- _EXERCISE BRIEF_
Starting at the line that holds "Give me the", restate every line word for word up to and including the last one in the listing below, and omit all pictures.

:: ENTRIES SHOWN

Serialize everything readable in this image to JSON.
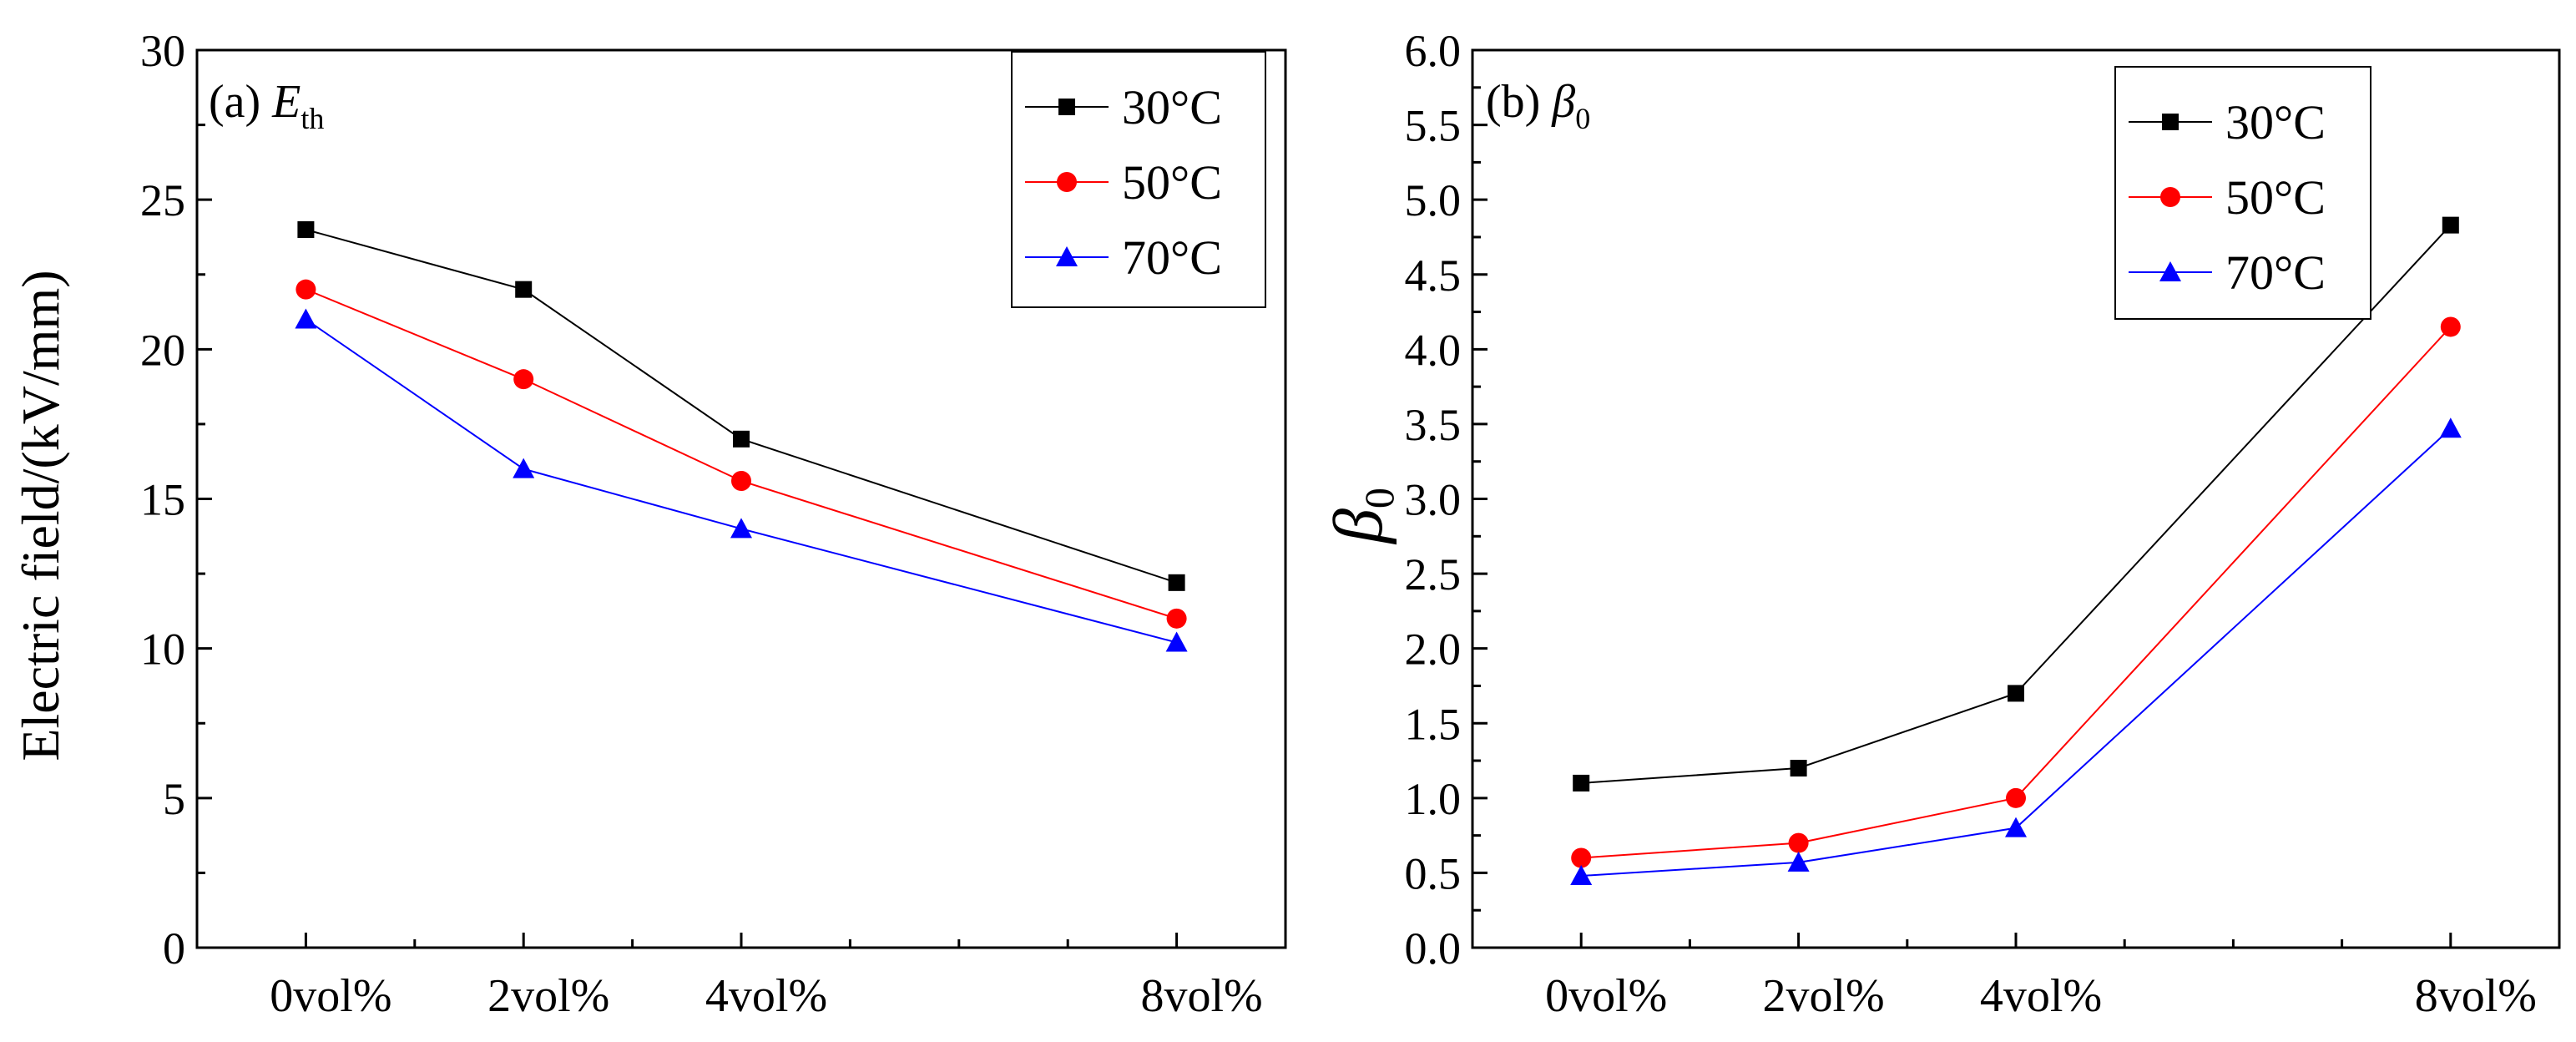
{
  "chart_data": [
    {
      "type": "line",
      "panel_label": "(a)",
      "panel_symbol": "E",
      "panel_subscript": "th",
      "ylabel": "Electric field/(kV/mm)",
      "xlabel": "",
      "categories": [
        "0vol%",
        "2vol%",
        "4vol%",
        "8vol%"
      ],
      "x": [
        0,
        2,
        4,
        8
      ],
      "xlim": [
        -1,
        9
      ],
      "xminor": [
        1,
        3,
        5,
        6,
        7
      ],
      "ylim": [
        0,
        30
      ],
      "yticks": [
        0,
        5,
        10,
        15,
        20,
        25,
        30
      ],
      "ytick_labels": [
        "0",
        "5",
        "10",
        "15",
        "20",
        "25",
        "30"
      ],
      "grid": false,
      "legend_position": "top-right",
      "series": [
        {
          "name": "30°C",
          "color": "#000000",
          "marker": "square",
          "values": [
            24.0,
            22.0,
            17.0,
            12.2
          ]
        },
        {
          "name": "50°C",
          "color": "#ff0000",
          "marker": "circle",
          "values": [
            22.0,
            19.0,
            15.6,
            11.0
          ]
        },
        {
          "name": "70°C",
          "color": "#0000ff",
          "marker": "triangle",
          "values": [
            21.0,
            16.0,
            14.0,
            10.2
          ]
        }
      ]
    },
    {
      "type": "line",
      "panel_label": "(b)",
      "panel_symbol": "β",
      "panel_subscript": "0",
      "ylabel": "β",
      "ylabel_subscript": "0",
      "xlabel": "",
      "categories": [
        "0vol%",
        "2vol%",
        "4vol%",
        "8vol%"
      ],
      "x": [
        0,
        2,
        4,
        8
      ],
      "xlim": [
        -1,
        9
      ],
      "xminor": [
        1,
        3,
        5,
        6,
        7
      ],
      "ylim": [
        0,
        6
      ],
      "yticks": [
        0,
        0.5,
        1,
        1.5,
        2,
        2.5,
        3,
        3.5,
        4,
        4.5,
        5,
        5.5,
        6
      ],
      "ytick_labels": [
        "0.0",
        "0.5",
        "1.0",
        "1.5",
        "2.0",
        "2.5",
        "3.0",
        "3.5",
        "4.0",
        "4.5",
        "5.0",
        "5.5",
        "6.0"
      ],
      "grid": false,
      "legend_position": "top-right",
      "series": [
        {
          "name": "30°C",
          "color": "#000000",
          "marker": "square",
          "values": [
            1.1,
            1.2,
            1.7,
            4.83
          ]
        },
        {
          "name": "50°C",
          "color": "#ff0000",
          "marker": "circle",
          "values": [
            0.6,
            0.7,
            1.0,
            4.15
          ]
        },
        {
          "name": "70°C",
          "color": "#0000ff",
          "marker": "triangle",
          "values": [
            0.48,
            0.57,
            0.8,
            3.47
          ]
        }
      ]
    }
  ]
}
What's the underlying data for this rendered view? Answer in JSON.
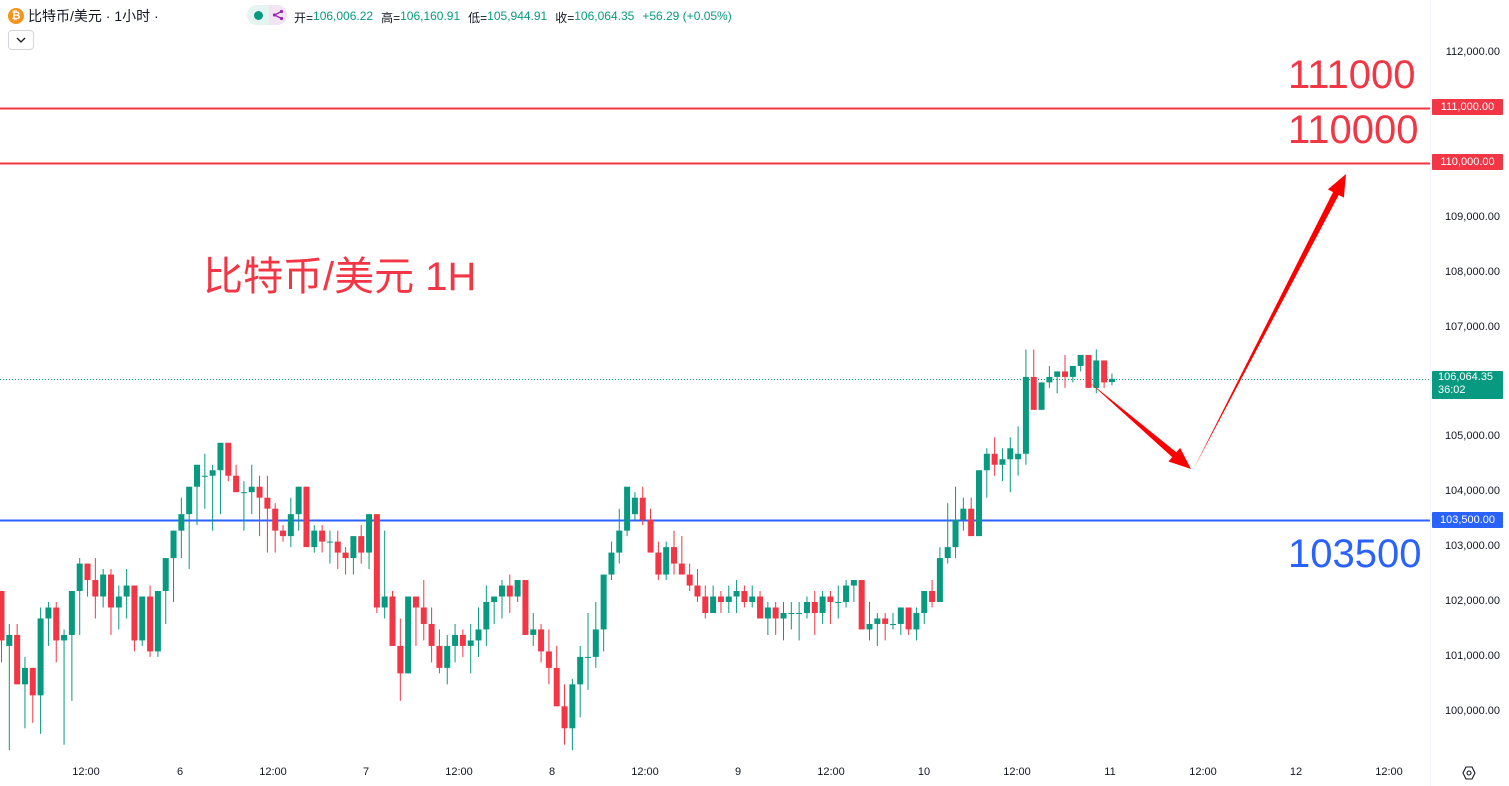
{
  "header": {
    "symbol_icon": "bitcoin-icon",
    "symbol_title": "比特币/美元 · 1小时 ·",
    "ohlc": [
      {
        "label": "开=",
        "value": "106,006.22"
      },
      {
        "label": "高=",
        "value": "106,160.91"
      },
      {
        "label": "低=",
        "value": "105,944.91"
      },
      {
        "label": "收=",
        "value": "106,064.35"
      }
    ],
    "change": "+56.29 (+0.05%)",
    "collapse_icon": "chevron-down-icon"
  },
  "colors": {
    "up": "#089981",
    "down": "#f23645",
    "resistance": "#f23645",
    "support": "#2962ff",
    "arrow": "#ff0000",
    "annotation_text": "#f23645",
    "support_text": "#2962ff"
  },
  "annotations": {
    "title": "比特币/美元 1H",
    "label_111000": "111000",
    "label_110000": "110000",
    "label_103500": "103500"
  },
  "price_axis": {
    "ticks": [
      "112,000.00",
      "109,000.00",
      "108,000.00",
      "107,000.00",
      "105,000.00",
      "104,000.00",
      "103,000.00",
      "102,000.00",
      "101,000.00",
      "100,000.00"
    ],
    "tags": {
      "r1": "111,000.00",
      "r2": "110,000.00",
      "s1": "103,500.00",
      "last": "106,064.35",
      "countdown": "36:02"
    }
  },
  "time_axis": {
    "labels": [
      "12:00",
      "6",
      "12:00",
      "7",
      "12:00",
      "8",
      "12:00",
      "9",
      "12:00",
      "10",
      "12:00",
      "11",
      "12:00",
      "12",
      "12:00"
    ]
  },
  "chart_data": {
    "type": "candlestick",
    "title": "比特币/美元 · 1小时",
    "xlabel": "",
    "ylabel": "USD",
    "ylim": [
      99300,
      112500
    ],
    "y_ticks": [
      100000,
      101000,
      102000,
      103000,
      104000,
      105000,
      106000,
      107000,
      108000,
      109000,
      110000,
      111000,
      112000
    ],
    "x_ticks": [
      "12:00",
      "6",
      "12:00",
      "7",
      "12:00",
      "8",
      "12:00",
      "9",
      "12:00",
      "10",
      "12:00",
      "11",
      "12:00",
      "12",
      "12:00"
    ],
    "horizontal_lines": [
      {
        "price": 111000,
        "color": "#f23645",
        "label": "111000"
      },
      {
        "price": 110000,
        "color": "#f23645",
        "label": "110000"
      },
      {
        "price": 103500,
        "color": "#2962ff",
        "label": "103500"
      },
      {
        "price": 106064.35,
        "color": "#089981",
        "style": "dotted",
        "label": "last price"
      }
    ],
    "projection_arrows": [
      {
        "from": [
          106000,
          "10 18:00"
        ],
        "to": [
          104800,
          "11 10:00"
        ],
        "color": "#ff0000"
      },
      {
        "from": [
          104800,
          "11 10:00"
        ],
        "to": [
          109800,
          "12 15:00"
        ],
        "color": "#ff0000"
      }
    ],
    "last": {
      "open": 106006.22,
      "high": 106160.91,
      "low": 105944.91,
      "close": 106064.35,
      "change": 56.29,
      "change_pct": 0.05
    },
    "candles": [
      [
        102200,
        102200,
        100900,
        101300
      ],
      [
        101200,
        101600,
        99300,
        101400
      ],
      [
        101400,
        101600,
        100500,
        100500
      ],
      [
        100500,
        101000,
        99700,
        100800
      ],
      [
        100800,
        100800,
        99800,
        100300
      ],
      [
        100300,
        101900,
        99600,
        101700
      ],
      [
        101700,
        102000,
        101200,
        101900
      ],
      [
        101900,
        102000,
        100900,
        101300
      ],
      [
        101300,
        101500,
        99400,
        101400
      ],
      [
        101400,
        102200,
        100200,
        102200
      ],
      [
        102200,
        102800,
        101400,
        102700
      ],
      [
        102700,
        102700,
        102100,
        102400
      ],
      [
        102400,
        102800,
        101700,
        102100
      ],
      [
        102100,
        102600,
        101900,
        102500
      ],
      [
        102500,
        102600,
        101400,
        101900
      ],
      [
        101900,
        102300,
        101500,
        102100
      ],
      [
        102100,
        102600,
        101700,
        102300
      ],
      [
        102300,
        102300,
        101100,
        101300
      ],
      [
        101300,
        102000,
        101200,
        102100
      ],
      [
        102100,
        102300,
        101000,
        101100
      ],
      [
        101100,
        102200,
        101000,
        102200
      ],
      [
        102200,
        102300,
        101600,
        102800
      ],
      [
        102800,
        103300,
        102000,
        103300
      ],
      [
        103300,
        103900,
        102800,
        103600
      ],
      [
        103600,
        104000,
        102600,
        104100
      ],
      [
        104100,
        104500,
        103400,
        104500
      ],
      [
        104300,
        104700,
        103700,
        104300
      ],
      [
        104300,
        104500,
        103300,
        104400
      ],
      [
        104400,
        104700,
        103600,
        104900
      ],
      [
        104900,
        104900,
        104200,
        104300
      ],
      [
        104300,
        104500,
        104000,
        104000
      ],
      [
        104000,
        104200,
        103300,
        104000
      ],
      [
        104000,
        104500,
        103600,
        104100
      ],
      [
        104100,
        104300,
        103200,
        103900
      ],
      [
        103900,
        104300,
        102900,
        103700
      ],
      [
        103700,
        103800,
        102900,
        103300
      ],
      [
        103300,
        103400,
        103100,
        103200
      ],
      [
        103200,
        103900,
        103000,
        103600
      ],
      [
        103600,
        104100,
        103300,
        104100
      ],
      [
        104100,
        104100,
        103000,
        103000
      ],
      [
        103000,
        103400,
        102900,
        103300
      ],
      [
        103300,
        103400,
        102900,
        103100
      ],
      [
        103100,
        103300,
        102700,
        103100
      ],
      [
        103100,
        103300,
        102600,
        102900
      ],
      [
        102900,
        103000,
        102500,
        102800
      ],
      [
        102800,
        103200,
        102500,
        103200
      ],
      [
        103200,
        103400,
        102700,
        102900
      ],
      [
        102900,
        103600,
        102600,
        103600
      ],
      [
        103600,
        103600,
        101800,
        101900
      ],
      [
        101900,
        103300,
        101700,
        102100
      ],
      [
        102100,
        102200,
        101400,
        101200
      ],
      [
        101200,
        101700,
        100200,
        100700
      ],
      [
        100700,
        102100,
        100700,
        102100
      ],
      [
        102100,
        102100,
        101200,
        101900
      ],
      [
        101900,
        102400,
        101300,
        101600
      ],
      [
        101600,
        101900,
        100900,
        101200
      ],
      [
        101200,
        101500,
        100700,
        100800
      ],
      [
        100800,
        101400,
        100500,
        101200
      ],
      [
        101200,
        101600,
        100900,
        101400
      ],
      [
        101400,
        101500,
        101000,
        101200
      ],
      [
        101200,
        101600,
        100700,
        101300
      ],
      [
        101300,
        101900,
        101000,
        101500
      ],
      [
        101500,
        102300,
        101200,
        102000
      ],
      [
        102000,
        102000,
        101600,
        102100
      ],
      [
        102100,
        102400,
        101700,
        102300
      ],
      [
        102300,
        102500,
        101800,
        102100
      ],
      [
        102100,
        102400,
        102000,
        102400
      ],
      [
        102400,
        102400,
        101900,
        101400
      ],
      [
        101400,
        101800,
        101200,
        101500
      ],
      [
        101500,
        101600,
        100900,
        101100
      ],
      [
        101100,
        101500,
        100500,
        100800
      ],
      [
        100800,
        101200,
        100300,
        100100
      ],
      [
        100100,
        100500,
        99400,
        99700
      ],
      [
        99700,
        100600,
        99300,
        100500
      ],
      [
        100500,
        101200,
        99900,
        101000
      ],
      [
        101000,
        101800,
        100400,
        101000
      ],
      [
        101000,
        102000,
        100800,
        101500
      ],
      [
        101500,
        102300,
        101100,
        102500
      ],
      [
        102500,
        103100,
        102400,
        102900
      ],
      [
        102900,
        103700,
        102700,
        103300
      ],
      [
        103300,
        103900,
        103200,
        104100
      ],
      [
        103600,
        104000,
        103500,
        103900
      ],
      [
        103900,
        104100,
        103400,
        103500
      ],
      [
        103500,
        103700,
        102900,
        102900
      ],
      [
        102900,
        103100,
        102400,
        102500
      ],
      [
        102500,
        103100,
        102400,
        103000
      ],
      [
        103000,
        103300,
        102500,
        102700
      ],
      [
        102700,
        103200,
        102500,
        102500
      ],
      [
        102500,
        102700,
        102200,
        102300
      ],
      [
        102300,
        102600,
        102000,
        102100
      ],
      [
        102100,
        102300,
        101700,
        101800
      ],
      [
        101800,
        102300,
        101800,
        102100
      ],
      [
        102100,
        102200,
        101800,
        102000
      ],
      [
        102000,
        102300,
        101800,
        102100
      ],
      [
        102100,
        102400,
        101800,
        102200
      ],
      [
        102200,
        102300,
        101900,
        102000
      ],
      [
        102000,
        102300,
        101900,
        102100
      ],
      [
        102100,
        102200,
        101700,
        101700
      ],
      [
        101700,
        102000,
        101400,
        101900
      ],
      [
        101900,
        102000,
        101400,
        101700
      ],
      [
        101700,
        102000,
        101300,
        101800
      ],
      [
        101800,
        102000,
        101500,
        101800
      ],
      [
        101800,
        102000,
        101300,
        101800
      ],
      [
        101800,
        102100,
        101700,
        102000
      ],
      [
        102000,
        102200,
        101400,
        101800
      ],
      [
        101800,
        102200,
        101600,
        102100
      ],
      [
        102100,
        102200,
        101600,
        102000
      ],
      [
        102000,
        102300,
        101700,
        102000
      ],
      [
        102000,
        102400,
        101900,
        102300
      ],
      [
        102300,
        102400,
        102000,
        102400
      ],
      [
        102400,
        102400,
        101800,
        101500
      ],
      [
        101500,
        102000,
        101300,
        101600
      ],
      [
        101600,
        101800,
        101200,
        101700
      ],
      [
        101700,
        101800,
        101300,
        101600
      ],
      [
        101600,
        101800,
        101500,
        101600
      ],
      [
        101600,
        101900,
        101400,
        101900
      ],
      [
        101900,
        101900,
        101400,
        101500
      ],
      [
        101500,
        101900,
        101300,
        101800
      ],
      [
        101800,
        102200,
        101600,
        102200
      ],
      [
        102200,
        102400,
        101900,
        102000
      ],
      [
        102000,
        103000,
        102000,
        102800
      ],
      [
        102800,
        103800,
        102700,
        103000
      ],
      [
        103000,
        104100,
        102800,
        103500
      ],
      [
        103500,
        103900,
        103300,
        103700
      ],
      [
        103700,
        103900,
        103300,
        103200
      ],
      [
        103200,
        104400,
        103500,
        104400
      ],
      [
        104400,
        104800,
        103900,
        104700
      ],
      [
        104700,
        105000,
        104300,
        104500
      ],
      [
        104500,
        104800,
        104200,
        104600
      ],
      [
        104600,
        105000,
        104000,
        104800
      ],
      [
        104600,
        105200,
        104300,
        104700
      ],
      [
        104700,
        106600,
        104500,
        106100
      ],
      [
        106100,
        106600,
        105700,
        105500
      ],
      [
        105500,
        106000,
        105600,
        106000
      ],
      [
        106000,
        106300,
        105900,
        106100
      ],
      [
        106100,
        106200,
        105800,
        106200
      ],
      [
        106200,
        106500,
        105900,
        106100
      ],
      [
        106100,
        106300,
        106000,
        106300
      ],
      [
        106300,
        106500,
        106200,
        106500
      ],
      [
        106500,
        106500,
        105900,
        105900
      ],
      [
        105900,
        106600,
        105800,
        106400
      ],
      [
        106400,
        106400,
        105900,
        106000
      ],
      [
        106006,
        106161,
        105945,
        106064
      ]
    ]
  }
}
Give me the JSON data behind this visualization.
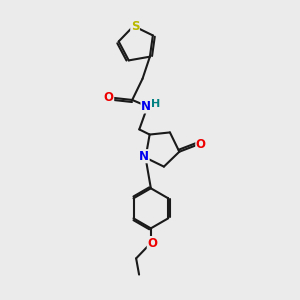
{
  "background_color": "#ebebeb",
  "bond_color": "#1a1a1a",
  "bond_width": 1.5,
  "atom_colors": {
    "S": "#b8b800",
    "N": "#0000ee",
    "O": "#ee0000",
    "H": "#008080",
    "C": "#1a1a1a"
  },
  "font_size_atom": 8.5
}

::::

- _SOLUTION TO THIS PROBLEM_
Give me the JSON data behind this visualization.
{
  "background_color": "#ebebeb",
  "bond_color": "#1a1a1a",
  "bond_width": 1.5,
  "atom_colors": {
    "S": "#b8b800",
    "N": "#0000ee",
    "O": "#ee0000",
    "H": "#008080",
    "C": "#1a1a1a"
  },
  "font_size_atom": 8.5
}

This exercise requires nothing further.